## EXTRACTED TEXT
Trying to walk through our muddy base camp has become like walking on fudge, layered with mousse and covered with chocolate milk. The slurping sound that accompanies each trudging step lengthens our day, shortens our accomplishments and weights each foot with an extra two pounds.
Trucks skid through the muddy camp as if they were driverless cartoon characters in the movie “Cars.” A pickup in a granddaddy pothole is winched out by a Humvee; 20 feet away, a fully loaded porta-potty slides into the ditch.
“This mud sucks, chaplain!” complains a passing airman.
“Embrace the suck,” I say, repeating a raw military witticism.
According to a book by the same name, the expression means: “The situation is bad, but deal with it.”
The oft-quoted Prussian Gen. Carl von Clausewitz showed understanding of the “suck” when he wrote: “Everything in war is very simple, but the simplest thing is difficult.”
As he predicted, the simplest things — like getting water into camp, fueling our generators and siphoning our porta-pottys — are very difficult.
With all the “simple difficulties,” our folks still move out each morning to four work sites about 20 minutes from the camp. They go because they are the 820th Expeditionary RED HORSE Squadron (Rapid Engineer Deployable Heavy Operational Repair Squadron Engineers. See tinyurl.com/mudwheels.)

## WHAT IS REQUIRED
Write what comes next in the account of the muddy base camp, picking up after its final sentence. The lines that follow the text are not needed for anything here.

## MATERIAL SUPPLIED
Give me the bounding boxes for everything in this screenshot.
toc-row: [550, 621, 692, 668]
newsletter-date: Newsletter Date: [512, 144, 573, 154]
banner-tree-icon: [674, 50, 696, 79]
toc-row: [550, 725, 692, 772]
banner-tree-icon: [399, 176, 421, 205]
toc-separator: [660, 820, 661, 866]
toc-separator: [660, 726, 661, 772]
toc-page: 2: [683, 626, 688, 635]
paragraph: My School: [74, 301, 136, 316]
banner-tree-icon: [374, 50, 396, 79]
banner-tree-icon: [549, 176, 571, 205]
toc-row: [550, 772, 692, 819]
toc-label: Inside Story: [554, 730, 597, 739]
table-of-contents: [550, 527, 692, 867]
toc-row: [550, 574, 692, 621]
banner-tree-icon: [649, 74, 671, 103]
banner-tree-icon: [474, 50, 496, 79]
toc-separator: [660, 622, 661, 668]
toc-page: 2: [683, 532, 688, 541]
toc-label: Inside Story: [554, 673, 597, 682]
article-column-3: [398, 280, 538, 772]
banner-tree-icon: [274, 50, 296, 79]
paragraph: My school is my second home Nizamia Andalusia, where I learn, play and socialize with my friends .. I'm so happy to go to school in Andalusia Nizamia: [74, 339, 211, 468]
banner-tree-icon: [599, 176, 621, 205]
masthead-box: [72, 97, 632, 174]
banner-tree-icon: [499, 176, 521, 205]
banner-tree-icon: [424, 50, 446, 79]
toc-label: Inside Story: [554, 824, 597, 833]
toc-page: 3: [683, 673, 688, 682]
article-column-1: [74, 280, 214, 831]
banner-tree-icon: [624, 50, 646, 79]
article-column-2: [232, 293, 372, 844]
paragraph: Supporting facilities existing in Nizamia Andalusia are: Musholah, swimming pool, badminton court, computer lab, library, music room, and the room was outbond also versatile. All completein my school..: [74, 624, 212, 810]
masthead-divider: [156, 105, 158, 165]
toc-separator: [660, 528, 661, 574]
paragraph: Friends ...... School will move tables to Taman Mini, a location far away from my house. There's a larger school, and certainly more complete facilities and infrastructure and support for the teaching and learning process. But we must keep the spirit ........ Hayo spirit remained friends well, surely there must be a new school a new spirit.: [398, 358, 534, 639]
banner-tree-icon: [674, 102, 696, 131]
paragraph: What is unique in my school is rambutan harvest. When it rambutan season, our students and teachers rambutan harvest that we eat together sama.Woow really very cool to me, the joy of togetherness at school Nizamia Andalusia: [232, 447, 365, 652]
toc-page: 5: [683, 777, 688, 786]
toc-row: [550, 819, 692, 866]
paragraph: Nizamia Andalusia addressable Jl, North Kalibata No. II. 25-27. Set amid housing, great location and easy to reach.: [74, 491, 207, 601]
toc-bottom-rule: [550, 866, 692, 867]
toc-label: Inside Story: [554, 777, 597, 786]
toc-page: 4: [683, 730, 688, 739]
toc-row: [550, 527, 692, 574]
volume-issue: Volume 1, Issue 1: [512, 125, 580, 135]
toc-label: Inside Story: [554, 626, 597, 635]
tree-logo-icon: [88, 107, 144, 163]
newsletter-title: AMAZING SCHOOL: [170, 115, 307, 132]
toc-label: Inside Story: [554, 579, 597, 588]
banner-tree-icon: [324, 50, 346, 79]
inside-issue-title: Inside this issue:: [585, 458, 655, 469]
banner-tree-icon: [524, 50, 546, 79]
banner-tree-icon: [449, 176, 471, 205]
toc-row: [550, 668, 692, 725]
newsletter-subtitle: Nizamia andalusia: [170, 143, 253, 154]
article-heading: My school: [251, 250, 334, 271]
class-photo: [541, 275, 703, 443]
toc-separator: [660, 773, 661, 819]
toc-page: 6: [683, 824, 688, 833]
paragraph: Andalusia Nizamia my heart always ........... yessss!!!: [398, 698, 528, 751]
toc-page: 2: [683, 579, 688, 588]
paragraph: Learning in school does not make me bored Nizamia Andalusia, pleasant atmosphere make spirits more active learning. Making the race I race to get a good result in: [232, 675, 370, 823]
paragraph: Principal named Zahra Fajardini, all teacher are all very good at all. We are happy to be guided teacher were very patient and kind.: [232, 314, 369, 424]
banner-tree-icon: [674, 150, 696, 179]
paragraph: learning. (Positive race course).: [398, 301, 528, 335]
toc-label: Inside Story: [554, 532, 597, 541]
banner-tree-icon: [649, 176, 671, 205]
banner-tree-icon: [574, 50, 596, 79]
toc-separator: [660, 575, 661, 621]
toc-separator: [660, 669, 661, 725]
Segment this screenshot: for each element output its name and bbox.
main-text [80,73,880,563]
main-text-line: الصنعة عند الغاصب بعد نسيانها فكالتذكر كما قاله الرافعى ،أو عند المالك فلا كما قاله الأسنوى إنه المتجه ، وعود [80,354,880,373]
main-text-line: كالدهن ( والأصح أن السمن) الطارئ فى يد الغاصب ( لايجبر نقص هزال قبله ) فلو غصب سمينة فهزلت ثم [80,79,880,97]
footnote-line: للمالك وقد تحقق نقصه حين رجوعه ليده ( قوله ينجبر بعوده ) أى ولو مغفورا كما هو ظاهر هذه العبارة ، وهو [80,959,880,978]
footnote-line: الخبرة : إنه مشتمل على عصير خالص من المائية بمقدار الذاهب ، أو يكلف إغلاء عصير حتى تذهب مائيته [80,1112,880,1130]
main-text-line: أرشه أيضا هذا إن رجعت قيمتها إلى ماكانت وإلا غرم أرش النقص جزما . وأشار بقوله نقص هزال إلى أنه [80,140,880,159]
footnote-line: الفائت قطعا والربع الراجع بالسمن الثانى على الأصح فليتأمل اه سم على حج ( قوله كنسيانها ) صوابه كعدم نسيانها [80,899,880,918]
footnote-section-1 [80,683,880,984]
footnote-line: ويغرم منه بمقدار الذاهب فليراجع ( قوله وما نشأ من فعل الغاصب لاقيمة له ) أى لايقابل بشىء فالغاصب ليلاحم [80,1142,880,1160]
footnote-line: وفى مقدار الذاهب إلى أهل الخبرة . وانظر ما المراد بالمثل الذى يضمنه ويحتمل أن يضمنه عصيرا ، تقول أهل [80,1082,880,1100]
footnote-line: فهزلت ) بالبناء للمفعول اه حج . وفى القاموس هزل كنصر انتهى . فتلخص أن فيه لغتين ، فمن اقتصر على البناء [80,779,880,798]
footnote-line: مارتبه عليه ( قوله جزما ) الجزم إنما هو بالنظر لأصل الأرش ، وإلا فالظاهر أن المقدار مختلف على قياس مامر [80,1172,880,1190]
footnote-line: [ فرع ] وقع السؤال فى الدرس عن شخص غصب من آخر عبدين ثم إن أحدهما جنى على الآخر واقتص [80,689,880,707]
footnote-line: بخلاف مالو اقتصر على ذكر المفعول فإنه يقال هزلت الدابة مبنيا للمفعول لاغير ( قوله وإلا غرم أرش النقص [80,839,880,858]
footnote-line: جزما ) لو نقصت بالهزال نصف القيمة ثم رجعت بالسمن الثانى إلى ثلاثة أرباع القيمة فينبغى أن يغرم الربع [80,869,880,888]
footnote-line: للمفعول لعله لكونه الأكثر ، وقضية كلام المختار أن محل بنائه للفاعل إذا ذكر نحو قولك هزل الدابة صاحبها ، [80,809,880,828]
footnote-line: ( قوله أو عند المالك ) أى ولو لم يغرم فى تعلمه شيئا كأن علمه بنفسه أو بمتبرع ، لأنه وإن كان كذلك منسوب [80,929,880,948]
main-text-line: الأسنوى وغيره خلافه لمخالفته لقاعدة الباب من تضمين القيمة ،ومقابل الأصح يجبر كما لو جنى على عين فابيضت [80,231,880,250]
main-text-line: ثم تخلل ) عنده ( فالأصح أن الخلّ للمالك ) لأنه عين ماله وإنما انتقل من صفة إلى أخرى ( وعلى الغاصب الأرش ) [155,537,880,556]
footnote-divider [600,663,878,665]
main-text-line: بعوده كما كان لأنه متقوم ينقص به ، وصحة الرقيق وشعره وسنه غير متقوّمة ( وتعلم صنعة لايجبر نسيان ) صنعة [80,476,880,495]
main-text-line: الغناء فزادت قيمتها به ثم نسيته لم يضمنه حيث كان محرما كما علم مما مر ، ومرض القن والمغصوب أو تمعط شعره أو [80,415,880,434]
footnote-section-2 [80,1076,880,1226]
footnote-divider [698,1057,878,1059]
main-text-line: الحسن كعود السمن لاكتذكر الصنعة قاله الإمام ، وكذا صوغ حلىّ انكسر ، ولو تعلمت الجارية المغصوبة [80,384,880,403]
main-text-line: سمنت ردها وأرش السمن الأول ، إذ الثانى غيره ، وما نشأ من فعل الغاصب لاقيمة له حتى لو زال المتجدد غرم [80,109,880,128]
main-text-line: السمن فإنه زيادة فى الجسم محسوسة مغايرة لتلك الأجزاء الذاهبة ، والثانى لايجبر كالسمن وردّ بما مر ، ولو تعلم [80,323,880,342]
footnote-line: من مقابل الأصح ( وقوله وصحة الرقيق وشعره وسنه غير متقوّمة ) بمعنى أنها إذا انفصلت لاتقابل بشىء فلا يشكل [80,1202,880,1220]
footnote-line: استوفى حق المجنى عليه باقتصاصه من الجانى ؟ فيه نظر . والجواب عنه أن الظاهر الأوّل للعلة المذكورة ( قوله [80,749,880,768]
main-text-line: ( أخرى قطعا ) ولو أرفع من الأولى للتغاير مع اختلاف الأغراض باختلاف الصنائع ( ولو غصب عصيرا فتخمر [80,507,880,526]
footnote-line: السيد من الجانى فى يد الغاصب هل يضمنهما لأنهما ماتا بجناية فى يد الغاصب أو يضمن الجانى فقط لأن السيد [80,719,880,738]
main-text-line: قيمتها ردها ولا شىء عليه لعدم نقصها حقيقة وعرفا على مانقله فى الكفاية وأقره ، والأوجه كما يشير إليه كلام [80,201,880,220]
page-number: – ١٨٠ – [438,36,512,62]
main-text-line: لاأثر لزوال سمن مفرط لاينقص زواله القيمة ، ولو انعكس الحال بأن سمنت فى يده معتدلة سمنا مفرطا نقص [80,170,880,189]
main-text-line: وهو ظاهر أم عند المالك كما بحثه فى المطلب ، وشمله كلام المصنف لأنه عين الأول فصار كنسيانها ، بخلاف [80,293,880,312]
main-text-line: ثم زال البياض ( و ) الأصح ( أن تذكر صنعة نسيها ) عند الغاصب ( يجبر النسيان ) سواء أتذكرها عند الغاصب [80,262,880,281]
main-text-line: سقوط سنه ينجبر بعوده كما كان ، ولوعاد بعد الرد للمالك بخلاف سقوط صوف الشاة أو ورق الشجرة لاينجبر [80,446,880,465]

## ANSWER BELOW
At our site in Sanson, a bulldozer driven by the guys we call “dirt boys” pushes through the mud to make room for a playground. Electricians climb ladders to hang lights on a pavilion where children will play, sheltered from the blistering sun.
Simultaneously at a clinic in Rio Iglesia, a construction crew lays concrete block for a storage room as they inhale the contents of 16-ounce water bottles like they were oxygen. Carrying heavy bags into the area, their sweat absorbs lime, and some deal with painful burns.
Across the street at a school, plumbers put in needed bathrooms as engineers contemplate what to do with the remnants of an old outhouse, a toxic-looking liquid dump topped with floating syringes.
At our third site in Santa Librada, the Army works to build four classrooms. They seem to be in a friendly race with their Air Force counterparts and work an extra half-day to gain the edge. When the teachers call recess, the children emerge from under the thatched roofs they call classrooms to kick a soccer ball around with the soldiers.
All the while, ancillary crews go off in every direction. My assistant and I remove our mud-caked rubber boots to enter the local church looking for an English-speaking priest to do confessions. Our medical doctor drops off specimens to a Panamanian lab.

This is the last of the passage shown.